[WHAT IS ASKED] Copy out all the lines where "Cost" shows up.

[RAW RECORDS]
================

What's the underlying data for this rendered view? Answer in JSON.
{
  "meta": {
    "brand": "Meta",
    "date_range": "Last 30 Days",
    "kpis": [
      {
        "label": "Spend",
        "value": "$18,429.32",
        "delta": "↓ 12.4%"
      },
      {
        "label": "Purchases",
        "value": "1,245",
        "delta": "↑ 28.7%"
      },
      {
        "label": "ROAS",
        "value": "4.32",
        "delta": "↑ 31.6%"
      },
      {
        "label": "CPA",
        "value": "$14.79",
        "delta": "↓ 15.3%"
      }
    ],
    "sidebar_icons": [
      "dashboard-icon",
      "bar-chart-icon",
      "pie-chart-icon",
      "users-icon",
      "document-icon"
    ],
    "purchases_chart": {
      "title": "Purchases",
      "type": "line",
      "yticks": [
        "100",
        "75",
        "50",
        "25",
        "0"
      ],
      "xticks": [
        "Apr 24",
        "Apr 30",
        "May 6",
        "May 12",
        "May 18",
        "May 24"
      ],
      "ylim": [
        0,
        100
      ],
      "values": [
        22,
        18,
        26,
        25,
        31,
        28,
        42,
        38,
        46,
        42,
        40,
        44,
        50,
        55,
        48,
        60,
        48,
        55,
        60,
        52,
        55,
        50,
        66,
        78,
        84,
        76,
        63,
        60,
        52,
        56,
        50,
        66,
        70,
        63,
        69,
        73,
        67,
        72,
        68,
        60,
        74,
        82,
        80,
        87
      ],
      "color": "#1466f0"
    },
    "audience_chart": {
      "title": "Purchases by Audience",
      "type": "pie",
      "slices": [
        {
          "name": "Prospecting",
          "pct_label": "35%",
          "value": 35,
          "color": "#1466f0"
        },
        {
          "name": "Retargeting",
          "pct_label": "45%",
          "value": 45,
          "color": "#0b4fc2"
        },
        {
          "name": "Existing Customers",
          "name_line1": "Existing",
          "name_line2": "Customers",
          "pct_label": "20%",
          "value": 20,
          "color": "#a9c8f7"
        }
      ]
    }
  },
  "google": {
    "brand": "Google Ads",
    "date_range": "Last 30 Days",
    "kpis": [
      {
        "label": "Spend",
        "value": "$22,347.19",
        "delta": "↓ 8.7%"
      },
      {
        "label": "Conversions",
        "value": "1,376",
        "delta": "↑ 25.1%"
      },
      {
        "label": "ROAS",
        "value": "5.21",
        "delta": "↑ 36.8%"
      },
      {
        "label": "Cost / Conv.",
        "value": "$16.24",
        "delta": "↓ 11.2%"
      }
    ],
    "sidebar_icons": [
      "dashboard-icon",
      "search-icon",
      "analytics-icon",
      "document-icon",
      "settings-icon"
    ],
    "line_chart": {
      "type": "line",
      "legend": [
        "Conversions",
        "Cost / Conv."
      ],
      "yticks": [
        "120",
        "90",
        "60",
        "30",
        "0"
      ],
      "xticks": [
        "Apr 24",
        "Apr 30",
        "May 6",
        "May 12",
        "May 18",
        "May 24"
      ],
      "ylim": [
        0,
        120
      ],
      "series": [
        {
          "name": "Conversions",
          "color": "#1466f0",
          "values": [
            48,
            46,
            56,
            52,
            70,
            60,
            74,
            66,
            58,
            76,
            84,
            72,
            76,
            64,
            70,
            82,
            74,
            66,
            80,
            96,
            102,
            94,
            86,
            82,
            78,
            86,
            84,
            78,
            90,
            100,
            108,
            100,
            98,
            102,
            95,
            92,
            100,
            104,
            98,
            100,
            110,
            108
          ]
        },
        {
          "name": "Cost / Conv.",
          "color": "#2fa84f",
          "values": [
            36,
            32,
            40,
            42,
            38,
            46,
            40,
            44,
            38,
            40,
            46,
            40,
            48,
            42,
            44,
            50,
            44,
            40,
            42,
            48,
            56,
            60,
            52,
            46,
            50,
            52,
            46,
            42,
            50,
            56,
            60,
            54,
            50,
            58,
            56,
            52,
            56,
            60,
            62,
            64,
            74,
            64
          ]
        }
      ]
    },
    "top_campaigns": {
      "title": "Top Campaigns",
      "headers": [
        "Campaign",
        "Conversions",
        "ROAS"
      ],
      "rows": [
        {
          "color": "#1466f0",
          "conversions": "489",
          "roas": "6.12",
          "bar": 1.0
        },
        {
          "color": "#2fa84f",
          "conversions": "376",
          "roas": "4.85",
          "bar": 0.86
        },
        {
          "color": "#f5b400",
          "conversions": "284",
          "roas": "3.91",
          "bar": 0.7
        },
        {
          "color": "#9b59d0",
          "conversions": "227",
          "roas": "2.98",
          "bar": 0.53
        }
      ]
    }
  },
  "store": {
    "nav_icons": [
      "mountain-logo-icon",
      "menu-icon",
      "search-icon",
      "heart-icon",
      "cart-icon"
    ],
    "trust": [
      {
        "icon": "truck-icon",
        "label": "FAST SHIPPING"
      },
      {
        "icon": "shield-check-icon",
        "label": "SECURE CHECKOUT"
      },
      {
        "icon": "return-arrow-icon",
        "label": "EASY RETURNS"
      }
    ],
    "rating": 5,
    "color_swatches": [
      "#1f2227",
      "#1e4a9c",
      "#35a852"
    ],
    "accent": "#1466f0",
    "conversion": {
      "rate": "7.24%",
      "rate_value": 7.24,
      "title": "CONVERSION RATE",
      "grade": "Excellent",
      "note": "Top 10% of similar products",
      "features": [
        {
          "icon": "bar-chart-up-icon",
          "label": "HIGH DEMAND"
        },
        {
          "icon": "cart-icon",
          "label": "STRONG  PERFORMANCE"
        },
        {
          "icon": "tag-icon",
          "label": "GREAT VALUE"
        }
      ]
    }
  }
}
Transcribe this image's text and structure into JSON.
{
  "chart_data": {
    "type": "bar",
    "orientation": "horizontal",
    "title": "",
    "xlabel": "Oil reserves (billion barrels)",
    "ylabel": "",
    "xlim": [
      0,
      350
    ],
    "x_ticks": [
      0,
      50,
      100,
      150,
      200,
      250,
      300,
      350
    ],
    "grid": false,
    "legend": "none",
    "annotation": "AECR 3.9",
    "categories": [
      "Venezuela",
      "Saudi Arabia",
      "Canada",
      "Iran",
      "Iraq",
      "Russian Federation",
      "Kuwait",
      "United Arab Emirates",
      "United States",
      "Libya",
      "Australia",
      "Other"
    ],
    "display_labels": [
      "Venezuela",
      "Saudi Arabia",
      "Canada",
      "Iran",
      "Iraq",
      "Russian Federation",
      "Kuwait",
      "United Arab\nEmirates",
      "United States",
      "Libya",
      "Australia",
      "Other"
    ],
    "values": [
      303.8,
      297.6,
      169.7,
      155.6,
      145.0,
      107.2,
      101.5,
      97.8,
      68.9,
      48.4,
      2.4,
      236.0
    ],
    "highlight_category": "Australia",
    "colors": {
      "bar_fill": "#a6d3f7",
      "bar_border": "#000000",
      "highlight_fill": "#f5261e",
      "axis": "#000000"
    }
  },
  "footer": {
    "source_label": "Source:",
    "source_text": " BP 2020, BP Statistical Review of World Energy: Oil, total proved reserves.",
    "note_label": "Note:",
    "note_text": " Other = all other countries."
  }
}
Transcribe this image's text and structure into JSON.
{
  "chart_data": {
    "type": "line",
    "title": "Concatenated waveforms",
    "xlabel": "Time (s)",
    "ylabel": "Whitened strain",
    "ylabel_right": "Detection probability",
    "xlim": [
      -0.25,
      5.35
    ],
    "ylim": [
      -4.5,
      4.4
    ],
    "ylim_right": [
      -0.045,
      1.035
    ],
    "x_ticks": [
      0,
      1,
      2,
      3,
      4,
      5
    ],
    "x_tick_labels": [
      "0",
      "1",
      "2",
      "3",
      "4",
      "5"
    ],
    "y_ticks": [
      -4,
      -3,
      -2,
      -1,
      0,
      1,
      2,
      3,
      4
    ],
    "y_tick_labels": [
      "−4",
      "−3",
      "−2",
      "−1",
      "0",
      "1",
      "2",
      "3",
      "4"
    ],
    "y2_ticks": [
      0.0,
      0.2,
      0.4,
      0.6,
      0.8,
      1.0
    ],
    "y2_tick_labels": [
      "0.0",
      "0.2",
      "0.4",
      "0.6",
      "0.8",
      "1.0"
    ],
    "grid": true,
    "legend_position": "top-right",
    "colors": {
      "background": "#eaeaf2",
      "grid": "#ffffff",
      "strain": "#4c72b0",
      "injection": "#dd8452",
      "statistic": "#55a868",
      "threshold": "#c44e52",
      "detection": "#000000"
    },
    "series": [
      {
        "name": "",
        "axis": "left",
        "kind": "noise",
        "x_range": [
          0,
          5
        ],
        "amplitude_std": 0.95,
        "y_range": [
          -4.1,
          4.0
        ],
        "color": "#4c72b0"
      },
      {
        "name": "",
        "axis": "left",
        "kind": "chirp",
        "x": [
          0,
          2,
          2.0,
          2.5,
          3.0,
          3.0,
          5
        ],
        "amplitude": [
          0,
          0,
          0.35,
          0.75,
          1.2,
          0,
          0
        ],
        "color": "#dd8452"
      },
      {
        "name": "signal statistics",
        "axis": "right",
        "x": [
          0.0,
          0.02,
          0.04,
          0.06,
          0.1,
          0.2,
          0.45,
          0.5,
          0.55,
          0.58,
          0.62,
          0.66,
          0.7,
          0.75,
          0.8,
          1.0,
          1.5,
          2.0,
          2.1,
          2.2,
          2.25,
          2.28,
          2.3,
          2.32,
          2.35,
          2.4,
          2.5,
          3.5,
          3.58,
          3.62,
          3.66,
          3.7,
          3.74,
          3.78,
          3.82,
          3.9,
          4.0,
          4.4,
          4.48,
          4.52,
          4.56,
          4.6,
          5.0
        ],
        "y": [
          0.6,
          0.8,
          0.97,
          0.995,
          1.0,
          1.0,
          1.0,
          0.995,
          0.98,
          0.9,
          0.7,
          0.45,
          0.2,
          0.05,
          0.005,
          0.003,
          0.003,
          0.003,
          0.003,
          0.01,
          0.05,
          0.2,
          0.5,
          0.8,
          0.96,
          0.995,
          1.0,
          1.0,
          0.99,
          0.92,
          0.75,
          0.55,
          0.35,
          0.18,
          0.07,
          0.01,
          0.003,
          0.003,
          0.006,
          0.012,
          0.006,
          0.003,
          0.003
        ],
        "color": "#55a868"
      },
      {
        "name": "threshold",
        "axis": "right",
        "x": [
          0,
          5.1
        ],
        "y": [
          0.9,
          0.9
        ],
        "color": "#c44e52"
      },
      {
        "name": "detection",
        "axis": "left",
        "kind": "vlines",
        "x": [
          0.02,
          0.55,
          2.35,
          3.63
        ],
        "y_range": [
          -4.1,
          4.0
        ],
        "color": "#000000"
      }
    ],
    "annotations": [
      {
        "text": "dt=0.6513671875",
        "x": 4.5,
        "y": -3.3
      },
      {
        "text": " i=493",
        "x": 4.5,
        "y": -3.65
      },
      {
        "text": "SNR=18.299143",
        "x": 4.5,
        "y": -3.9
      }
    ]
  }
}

================

[ANSWER IN FULL]
        "label": "Cost / Conv.",
        "Cost / Conv."
          "name": "Cost / Conv.",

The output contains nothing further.